◆ **Exercise**:
Look for the string "użytkowania" in every line, and copy each line that has it.

◆ **Input rows**:
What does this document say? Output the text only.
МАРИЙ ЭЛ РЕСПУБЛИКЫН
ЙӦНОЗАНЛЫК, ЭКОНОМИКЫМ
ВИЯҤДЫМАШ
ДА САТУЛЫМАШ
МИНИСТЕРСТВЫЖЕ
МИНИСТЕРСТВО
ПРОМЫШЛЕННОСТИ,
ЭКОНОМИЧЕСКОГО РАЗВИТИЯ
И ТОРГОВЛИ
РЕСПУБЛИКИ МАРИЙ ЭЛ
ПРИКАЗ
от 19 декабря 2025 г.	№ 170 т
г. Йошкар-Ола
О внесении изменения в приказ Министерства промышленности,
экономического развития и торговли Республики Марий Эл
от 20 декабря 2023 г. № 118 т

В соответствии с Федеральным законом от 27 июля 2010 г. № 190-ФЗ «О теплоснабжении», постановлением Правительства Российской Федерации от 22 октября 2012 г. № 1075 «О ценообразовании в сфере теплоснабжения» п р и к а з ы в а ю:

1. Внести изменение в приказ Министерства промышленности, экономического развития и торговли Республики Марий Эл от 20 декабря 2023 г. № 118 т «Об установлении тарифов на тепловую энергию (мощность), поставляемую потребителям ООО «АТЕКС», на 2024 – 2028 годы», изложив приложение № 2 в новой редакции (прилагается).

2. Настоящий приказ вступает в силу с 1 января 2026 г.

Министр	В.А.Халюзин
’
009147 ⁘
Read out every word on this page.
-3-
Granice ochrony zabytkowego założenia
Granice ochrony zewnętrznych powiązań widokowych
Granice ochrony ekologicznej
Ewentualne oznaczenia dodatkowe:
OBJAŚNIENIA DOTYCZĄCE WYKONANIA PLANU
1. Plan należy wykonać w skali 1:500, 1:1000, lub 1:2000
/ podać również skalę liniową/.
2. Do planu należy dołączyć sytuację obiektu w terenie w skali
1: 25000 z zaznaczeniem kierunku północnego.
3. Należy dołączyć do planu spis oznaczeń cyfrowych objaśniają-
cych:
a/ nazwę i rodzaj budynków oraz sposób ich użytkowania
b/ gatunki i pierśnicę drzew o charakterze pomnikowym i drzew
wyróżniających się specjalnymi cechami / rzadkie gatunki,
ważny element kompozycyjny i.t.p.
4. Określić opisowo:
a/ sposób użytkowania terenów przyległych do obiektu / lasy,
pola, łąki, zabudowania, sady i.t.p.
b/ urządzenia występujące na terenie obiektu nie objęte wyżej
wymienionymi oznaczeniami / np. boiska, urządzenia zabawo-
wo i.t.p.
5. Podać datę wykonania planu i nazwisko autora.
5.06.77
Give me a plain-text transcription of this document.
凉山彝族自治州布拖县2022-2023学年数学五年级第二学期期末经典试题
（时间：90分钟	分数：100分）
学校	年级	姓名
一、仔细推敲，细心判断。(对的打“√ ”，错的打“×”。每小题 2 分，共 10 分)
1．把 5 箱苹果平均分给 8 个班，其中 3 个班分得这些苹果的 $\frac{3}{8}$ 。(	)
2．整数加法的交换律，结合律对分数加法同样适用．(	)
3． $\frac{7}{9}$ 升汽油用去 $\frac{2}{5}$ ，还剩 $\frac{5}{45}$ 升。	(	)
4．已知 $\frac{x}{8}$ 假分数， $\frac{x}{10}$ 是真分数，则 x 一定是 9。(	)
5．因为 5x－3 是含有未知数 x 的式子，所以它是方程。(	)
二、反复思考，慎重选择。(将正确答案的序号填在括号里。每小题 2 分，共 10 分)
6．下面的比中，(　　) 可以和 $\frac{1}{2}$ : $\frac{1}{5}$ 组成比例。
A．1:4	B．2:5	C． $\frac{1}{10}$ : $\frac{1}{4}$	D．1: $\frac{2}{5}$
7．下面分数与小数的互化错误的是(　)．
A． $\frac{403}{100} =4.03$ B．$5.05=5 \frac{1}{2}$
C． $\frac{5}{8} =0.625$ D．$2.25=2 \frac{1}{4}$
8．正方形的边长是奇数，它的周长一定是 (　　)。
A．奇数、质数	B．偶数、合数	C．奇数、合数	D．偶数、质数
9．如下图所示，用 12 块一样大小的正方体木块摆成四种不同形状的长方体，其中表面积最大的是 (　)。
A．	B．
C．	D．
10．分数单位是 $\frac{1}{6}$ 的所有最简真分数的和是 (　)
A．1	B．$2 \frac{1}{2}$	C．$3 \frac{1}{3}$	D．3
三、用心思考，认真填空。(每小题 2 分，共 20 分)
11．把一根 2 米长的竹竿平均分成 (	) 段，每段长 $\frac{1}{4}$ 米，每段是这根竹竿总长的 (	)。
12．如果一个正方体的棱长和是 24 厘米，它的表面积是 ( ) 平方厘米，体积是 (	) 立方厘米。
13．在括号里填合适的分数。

◆ **Answer in full**:
a/ nazwę i rodzaj budynków oraz sposób ich użytkowania
a/ sposób użytkowania terenów przyległych do obiektu / lasy,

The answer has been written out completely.